The request: Your answer should be a single number: the count of lines that include the word "November".

—————

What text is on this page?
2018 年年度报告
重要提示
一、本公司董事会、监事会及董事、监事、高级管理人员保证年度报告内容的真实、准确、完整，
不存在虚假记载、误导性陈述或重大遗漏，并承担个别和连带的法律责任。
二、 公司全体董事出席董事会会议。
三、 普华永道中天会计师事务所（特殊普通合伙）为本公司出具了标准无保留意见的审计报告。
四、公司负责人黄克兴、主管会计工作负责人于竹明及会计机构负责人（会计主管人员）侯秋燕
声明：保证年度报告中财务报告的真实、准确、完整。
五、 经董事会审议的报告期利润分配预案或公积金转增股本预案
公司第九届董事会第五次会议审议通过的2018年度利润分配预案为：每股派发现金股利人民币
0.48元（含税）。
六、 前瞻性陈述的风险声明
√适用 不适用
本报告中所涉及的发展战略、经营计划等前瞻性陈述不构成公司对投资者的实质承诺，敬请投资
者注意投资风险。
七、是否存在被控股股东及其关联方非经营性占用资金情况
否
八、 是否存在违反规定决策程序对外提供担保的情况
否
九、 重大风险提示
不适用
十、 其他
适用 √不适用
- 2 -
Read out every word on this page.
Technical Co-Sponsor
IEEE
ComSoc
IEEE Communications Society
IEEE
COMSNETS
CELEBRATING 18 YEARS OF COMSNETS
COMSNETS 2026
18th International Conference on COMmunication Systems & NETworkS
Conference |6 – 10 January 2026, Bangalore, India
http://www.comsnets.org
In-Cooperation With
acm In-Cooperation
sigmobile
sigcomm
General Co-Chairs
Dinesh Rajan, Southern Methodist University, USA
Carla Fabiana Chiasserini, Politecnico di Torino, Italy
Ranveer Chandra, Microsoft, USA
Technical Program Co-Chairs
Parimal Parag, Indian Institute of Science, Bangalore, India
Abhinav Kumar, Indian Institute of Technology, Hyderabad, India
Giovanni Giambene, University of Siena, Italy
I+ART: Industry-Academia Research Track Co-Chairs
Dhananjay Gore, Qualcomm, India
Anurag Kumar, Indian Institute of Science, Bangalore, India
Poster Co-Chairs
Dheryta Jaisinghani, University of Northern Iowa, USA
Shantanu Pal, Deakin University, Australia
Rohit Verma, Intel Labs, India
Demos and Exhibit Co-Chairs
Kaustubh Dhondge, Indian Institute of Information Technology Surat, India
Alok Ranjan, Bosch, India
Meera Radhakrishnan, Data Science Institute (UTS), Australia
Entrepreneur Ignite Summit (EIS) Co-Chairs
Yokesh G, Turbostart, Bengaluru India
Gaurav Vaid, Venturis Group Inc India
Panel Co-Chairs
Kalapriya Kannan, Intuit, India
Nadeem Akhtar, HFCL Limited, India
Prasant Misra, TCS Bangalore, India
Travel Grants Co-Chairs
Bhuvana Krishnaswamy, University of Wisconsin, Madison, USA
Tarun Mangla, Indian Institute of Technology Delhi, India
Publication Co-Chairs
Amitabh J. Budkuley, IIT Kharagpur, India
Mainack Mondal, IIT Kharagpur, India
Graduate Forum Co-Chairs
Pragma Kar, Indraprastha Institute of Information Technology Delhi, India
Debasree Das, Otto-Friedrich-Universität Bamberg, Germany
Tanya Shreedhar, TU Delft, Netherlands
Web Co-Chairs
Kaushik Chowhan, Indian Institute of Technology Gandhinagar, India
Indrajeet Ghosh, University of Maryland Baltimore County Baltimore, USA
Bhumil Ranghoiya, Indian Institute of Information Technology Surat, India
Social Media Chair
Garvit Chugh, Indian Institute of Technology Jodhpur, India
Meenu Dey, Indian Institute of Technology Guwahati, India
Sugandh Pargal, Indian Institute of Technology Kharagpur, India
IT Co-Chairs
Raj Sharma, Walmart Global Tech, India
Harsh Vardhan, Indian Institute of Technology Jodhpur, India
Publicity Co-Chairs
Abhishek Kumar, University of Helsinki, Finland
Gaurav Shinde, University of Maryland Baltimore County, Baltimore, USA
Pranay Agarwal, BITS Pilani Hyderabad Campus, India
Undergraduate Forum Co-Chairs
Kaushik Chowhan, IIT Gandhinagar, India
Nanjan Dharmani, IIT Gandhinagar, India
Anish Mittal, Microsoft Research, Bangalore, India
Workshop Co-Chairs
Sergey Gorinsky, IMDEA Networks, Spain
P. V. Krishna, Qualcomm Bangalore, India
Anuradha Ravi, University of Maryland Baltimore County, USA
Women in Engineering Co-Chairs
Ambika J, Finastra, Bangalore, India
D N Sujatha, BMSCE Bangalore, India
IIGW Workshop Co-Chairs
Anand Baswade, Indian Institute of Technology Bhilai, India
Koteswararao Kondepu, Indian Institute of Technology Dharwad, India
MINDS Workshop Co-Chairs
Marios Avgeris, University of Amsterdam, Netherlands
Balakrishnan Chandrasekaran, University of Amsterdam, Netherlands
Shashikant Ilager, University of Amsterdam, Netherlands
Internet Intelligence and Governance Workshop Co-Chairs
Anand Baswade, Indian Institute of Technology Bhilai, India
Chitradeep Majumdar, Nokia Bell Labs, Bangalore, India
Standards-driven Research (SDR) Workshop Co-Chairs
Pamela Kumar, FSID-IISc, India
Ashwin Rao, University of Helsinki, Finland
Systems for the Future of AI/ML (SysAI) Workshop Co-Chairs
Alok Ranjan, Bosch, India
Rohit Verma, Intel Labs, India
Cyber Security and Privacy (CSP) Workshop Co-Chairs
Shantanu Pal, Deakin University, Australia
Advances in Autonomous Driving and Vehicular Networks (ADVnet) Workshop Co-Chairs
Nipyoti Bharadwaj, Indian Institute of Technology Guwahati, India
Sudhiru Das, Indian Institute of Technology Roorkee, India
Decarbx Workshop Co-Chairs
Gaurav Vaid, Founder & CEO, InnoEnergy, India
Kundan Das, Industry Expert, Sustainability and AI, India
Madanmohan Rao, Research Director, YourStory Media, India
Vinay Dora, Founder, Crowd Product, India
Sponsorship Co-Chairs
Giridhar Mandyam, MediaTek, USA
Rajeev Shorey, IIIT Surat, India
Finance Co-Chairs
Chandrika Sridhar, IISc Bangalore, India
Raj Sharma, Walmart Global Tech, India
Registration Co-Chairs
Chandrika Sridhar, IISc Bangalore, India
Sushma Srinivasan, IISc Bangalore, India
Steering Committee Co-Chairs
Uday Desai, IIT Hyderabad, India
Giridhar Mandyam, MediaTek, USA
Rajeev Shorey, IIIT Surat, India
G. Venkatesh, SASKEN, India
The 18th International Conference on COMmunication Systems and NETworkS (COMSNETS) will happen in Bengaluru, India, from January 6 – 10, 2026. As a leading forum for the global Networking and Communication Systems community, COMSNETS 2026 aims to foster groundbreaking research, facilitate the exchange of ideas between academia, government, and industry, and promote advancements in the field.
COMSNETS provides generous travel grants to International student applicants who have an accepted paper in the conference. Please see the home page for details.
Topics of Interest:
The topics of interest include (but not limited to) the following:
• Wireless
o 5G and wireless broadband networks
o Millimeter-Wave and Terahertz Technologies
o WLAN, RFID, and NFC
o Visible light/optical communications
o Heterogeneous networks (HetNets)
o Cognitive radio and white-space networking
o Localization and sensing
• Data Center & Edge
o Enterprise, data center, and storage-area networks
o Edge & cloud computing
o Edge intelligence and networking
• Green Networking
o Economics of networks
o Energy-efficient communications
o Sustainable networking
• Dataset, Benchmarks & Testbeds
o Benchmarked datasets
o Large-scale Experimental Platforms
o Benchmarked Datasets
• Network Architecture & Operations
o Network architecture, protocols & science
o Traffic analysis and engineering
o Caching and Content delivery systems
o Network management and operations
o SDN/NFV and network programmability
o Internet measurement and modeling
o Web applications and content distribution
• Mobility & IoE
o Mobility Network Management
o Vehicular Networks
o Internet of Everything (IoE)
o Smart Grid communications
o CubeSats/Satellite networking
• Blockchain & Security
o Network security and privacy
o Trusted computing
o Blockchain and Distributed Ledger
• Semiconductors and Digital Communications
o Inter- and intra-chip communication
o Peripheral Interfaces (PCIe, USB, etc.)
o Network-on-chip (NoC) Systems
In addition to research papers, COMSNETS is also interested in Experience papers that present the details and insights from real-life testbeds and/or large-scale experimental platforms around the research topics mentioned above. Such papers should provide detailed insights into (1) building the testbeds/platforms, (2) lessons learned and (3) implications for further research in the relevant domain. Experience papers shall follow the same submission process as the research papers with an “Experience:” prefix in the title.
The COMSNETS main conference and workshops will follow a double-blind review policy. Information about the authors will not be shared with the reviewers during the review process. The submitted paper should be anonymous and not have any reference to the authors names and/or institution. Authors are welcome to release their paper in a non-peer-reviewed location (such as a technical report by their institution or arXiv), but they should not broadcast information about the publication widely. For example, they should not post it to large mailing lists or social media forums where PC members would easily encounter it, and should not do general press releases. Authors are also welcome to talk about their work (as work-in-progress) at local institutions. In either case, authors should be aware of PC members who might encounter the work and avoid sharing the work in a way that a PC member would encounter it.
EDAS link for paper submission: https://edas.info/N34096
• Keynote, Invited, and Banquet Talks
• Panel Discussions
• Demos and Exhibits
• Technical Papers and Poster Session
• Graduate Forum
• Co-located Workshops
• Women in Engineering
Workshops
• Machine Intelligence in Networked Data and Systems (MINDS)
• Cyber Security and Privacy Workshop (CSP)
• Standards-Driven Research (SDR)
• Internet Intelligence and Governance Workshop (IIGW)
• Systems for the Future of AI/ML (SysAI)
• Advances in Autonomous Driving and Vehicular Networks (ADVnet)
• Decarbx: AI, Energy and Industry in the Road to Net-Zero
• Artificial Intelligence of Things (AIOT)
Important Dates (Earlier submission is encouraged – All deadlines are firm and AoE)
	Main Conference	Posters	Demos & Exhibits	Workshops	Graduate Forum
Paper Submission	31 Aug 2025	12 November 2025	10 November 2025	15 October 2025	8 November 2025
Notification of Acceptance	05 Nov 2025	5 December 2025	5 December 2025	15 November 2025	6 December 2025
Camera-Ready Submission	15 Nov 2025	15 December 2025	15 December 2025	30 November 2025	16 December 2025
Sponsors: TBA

—————

Written answer: 3